Begin Records supplied

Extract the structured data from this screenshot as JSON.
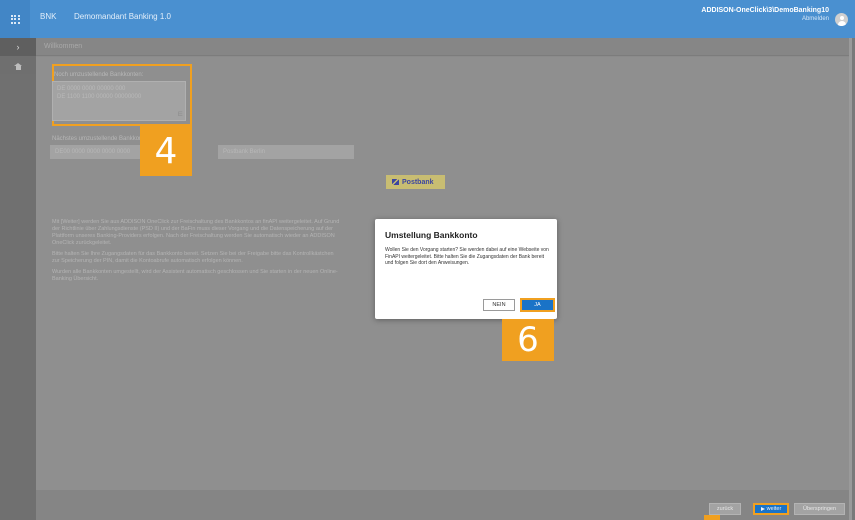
{
  "topbar": {
    "brand": "BNK",
    "app_title": "Demomandant Banking 1.0",
    "user_name": "ADDISON-OneClick\\3\\DemoBanking10",
    "logout": "Abmelden"
  },
  "nav": {
    "expand_icon": "chevron-right-icon",
    "home_icon": "home-icon",
    "apps_icon": "apps-grid-icon"
  },
  "breadcrumb": "Willkommen",
  "form": {
    "accounts_label": "Noch umzustellende Bankkonten:",
    "accounts_lines": [
      "DE 0000 0000 00000 000",
      "DE 1100 1100 00000 00000000"
    ],
    "next_account_label": "Nächstes umzustellende Bankkonto:",
    "next_account_value": "DE00 0000 0000 0000 0000",
    "bank_name": "Postbank Berlin",
    "bank_logo_text": "Postbank"
  },
  "markers": {
    "step_a": "4",
    "step_b": "6",
    "color": "#f0a020"
  },
  "info_paragraphs": [
    "Mit [Weiter] werden Sie aus ADDISON OneClick zur Freischaltung des Bankkontos an finAPI weitergeleitet. Auf Grund der Richtlinie über Zahlungsdienste (PSD II) und der BaFin muss dieser Vorgang und die Datenspeicherung auf der Plattform unseres Banking-Providers erfolgen. Nach der Freischaltung werden Sie automatisch wieder an ADDISON OneClick zurückgeleitet.",
    "Bitte halten Sie Ihre Zugangsdaten für das Bankkonto bereit. Setzen Sie bei der Freigabe bitte das Kontrollkästchen zur Speicherung der PIN, damit die Kontoabrufe automatisch erfolgen können.",
    "Wurden alle Bankkonten umgestellt, wird der Assistent automatisch geschlossen und Sie starten in der neuen Online-Banking Übersicht."
  ],
  "modal": {
    "title": "Umstellung Bankkonto",
    "text": "Wollen Sie den Vorgang starten? Sie werden dabei auf eine Webseite von FinAPI weitergeleitet. Bitte halten Sie die Zugangsdaten der Bank bereit und folgen Sie dort den Anweisungen.",
    "no_label": "NEIN",
    "yes_label": "JA"
  },
  "footer": {
    "back_label": "zurück",
    "next_label": "weiter",
    "skip_label": "Überspringen"
  },
  "colors": {
    "accent_blue": "#1a73c7",
    "topbar_blue": "#4a90d0",
    "highlight_orange": "#f0a020"
  }
}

End Records supplied

» Task details
Restate the whole of the material word for word without the pictures.

» Response
Extract the structured data from this screenshot as JSON.
{
  "topbar": {
    "brand": "BNK",
    "app_title": "Demomandant Banking 1.0",
    "user_name": "ADDISON-OneClick\\3\\DemoBanking10",
    "logout": "Abmelden"
  },
  "nav": {
    "expand_icon": "chevron-right-icon",
    "home_icon": "home-icon",
    "apps_icon": "apps-grid-icon"
  },
  "breadcrumb": "Willkommen",
  "form": {
    "accounts_label": "Noch umzustellende Bankkonten:",
    "accounts_lines": [
      "DE 0000 0000 00000 000",
      "DE 1100 1100 00000 00000000"
    ],
    "next_account_label": "Nächstes umzustellende Bankkonto:",
    "next_account_value": "DE00 0000 0000 0000 0000",
    "bank_name": "Postbank Berlin",
    "bank_logo_text": "Postbank"
  },
  "markers": {
    "step_a": "4",
    "step_b": "6",
    "color": "#f0a020"
  },
  "info_paragraphs": [
    "Mit [Weiter] werden Sie aus ADDISON OneClick zur Freischaltung des Bankkontos an finAPI weitergeleitet. Auf Grund der Richtlinie über Zahlungsdienste (PSD II) und der BaFin muss dieser Vorgang und die Datenspeicherung auf der Plattform unseres Banking-Providers erfolgen. Nach der Freischaltung werden Sie automatisch wieder an ADDISON OneClick zurückgeleitet.",
    "Bitte halten Sie Ihre Zugangsdaten für das Bankkonto bereit. Setzen Sie bei der Freigabe bitte das Kontrollkästchen zur Speicherung der PIN, damit die Kontoabrufe automatisch erfolgen können.",
    "Wurden alle Bankkonten umgestellt, wird der Assistent automatisch geschlossen und Sie starten in der neuen Online-Banking Übersicht."
  ],
  "modal": {
    "title": "Umstellung Bankkonto",
    "text": "Wollen Sie den Vorgang starten? Sie werden dabei auf eine Webseite von FinAPI weitergeleitet. Bitte halten Sie die Zugangsdaten der Bank bereit und folgen Sie dort den Anweisungen.",
    "no_label": "NEIN",
    "yes_label": "JA"
  },
  "footer": {
    "back_label": "zurück",
    "next_label": "weiter",
    "skip_label": "Überspringen"
  },
  "colors": {
    "accent_blue": "#1a73c7",
    "topbar_blue": "#4a90d0",
    "highlight_orange": "#f0a020"
  }
}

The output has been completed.